▶ [GIVEN INSTRUCTION]: Return the listing below unchanged, minus its pictures.

(Dataset items)

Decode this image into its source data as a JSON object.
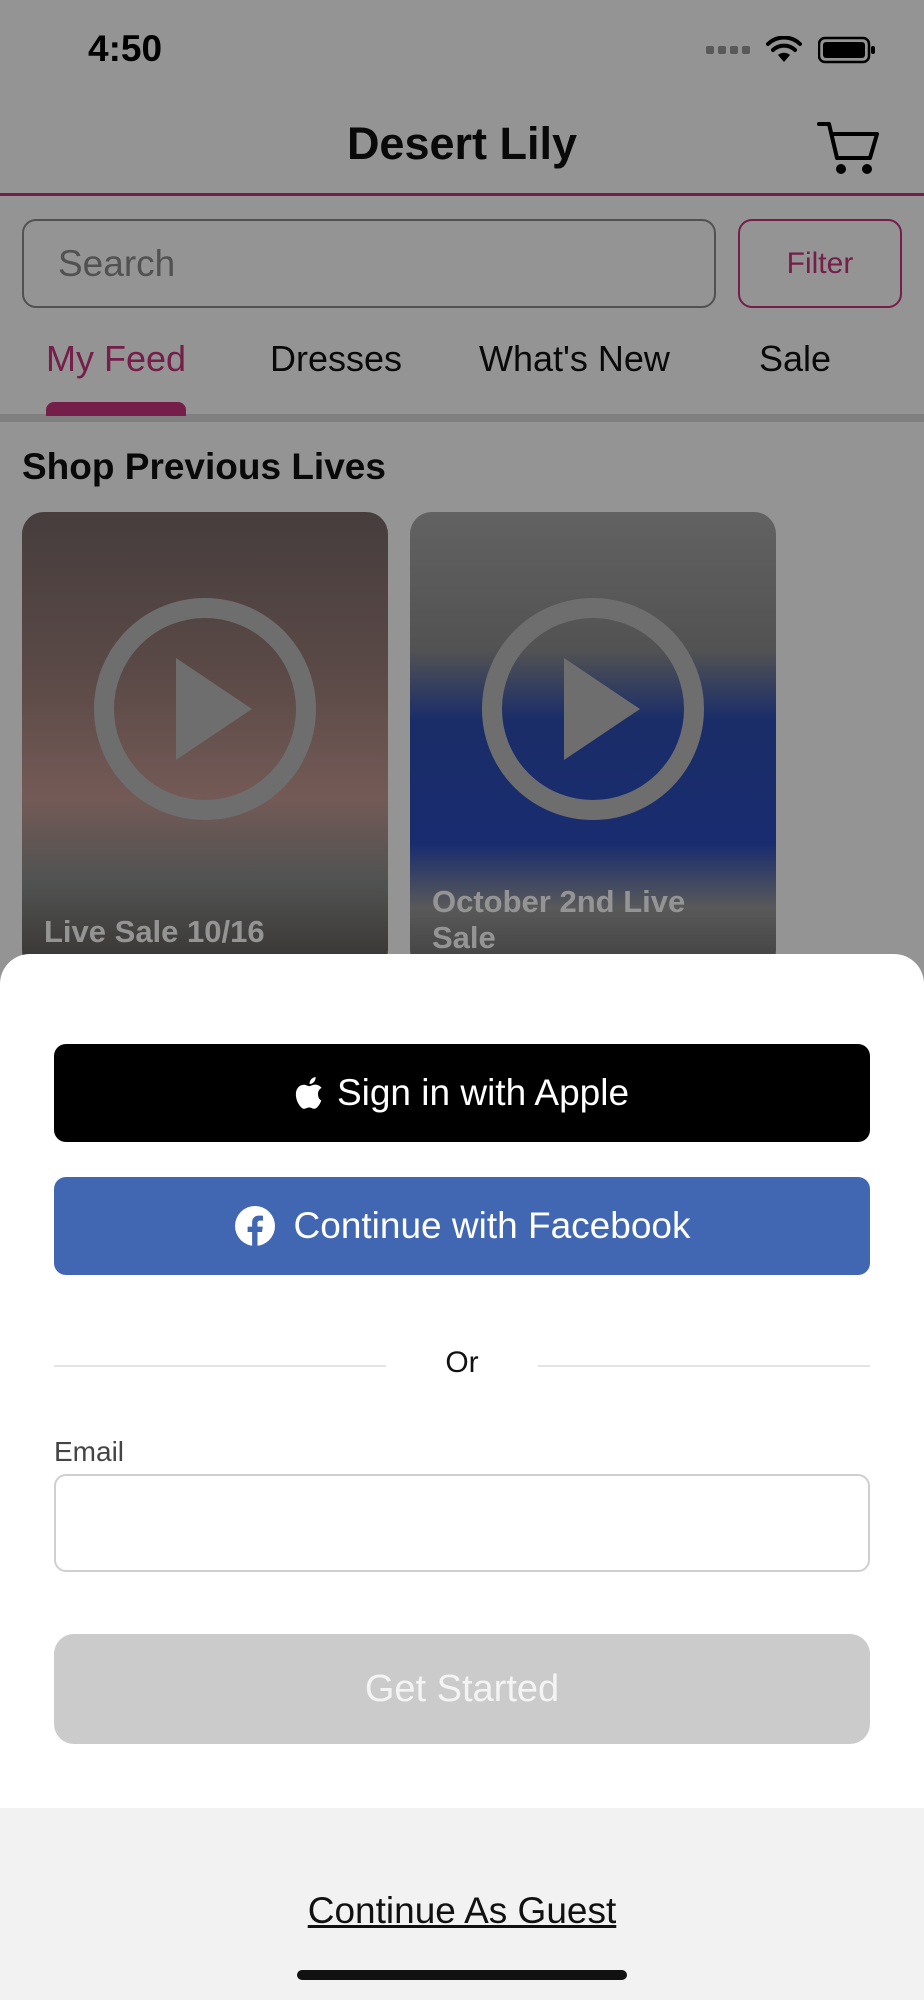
{
  "status_bar": {
    "time": "4:50"
  },
  "header": {
    "title": "Desert Lily"
  },
  "search": {
    "placeholder": "Search",
    "filter_label": "Filter"
  },
  "tabs": [
    {
      "label": "My Feed",
      "active": true
    },
    {
      "label": "Dresses",
      "active": false
    },
    {
      "label": "What's New",
      "active": false
    },
    {
      "label": "Sale",
      "active": false
    }
  ],
  "section": {
    "title": "Shop Previous Lives",
    "cards": [
      {
        "label": "Live Sale 10/16"
      },
      {
        "label_line1": "October 2nd Live",
        "label_line2": "Sale"
      }
    ]
  },
  "sheet": {
    "apple_label": "Sign in with Apple",
    "facebook_label": "Continue with Facebook",
    "or_label": "Or",
    "email_label": "Email",
    "email_value": "",
    "get_started_label": "Get Started",
    "guest_label": "Continue As Guest"
  },
  "colors": {
    "accent": "#c8357e",
    "facebook": "#4267b2",
    "apple": "#000000",
    "disabled_button": "#cbcbcb"
  },
  "icons": [
    "cart-icon",
    "wifi-icon",
    "battery-icon",
    "play-icon",
    "apple-logo-icon",
    "facebook-logo-icon"
  ]
}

▶ [TASK OUTPUT]:
Decode this image into its source data as a JSON object.
{
  "status_bar": {
    "time": "4:50"
  },
  "header": {
    "title": "Desert Lily"
  },
  "search": {
    "placeholder": "Search",
    "filter_label": "Filter"
  },
  "tabs": [
    {
      "label": "My Feed",
      "active": true
    },
    {
      "label": "Dresses",
      "active": false
    },
    {
      "label": "What's New",
      "active": false
    },
    {
      "label": "Sale",
      "active": false
    }
  ],
  "section": {
    "title": "Shop Previous Lives",
    "cards": [
      {
        "label": "Live Sale 10/16"
      },
      {
        "label_line1": "October 2nd Live",
        "label_line2": "Sale"
      }
    ]
  },
  "sheet": {
    "apple_label": "Sign in with Apple",
    "facebook_label": "Continue with Facebook",
    "or_label": "Or",
    "email_label": "Email",
    "email_value": "",
    "get_started_label": "Get Started",
    "guest_label": "Continue As Guest"
  },
  "colors": {
    "accent": "#c8357e",
    "facebook": "#4267b2",
    "apple": "#000000",
    "disabled_button": "#cbcbcb"
  },
  "icons": [
    "cart-icon",
    "wifi-icon",
    "battery-icon",
    "play-icon",
    "apple-logo-icon",
    "facebook-logo-icon"
  ]
}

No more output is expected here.